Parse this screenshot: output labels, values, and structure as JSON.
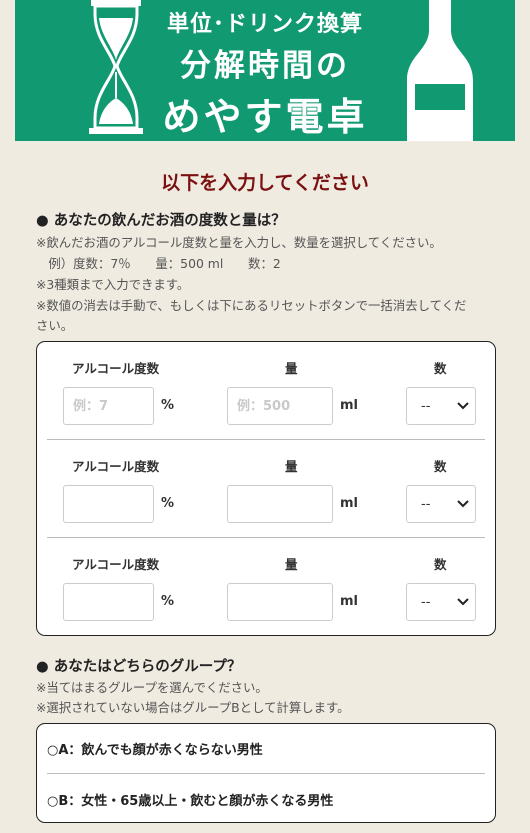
{
  "header": {
    "title_line1": "単位･ドリンク換算",
    "title_line2": "分解時間の",
    "title_line3": "めやす電卓",
    "bg_color": "#119a72"
  },
  "main": {
    "heading": "以下を入力してください",
    "q1": {
      "title": "● あなたの飲んだお酒の度数と量は？",
      "notes": [
        "※飲んだお酒のアルコール度数と量を入力し、数量を選択してください。",
        "　例）度数：7％　　量：500 ml　　数：2",
        "※3種類まで入力できます。",
        "※数値の消去は手動で、もしくは下にあるリセットボタンで一括消去してくだ",
        "さい。"
      ]
    },
    "drinks": [
      {
        "abv_label": "アルコール度数",
        "amount_label": "量",
        "count_label": "数",
        "abv_value": "",
        "abv_placeholder": "例：7",
        "abv_unit": "%",
        "amount_value": "",
        "amount_placeholder": "例：500",
        "amount_unit": "ml",
        "count_value": "--"
      },
      {
        "abv_label": "アルコール度数",
        "amount_label": "量",
        "count_label": "数",
        "abv_value": "",
        "abv_placeholder": "",
        "abv_unit": "%",
        "amount_value": "",
        "amount_placeholder": "",
        "amount_unit": "ml",
        "count_value": "--"
      },
      {
        "abv_label": "アルコール度数",
        "amount_label": "量",
        "count_label": "数",
        "abv_value": "",
        "abv_placeholder": "",
        "abv_unit": "%",
        "amount_value": "",
        "amount_placeholder": "",
        "amount_unit": "ml",
        "count_value": "--"
      }
    ],
    "q2": {
      "title": "● あなたはどちらのグループ？",
      "notes": [
        "※当てはまるグループを選んでください。",
        "※選択されていない場合はグループBとして計算します。"
      ],
      "options": [
        "A：飲んでも顔が赤くならない男性",
        "B：女性・65歳以上・飲むと顔が赤くなる男性"
      ]
    }
  }
}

==========

All of the lines above should be retyped precisely, apart from the pictures.

Parse this screenshot: output labels, values, and structure as JSON.
{
  "header": {
    "title_line1": "単位･ドリンク換算",
    "title_line2": "分解時間の",
    "title_line3": "めやす電卓",
    "bg_color": "#119a72"
  },
  "main": {
    "heading": "以下を入力してください",
    "q1": {
      "title": "● あなたの飲んだお酒の度数と量は？",
      "notes": [
        "※飲んだお酒のアルコール度数と量を入力し、数量を選択してください。",
        "　例）度数：7％　　量：500 ml　　数：2",
        "※3種類まで入力できます。",
        "※数値の消去は手動で、もしくは下にあるリセットボタンで一括消去してくだ",
        "さい。"
      ]
    },
    "drinks": [
      {
        "abv_label": "アルコール度数",
        "amount_label": "量",
        "count_label": "数",
        "abv_value": "",
        "abv_placeholder": "例：7",
        "abv_unit": "%",
        "amount_value": "",
        "amount_placeholder": "例：500",
        "amount_unit": "ml",
        "count_value": "--"
      },
      {
        "abv_label": "アルコール度数",
        "amount_label": "量",
        "count_label": "数",
        "abv_value": "",
        "abv_placeholder": "",
        "abv_unit": "%",
        "amount_value": "",
        "amount_placeholder": "",
        "amount_unit": "ml",
        "count_value": "--"
      },
      {
        "abv_label": "アルコール度数",
        "amount_label": "量",
        "count_label": "数",
        "abv_value": "",
        "abv_placeholder": "",
        "abv_unit": "%",
        "amount_value": "",
        "amount_placeholder": "",
        "amount_unit": "ml",
        "count_value": "--"
      }
    ],
    "q2": {
      "title": "● あなたはどちらのグループ？",
      "notes": [
        "※当てはまるグループを選んでください。",
        "※選択されていない場合はグループBとして計算します。"
      ],
      "options": [
        "A：飲んでも顔が赤くならない男性",
        "B：女性・65歳以上・飲むと顔が赤くなる男性"
      ]
    }
  }
}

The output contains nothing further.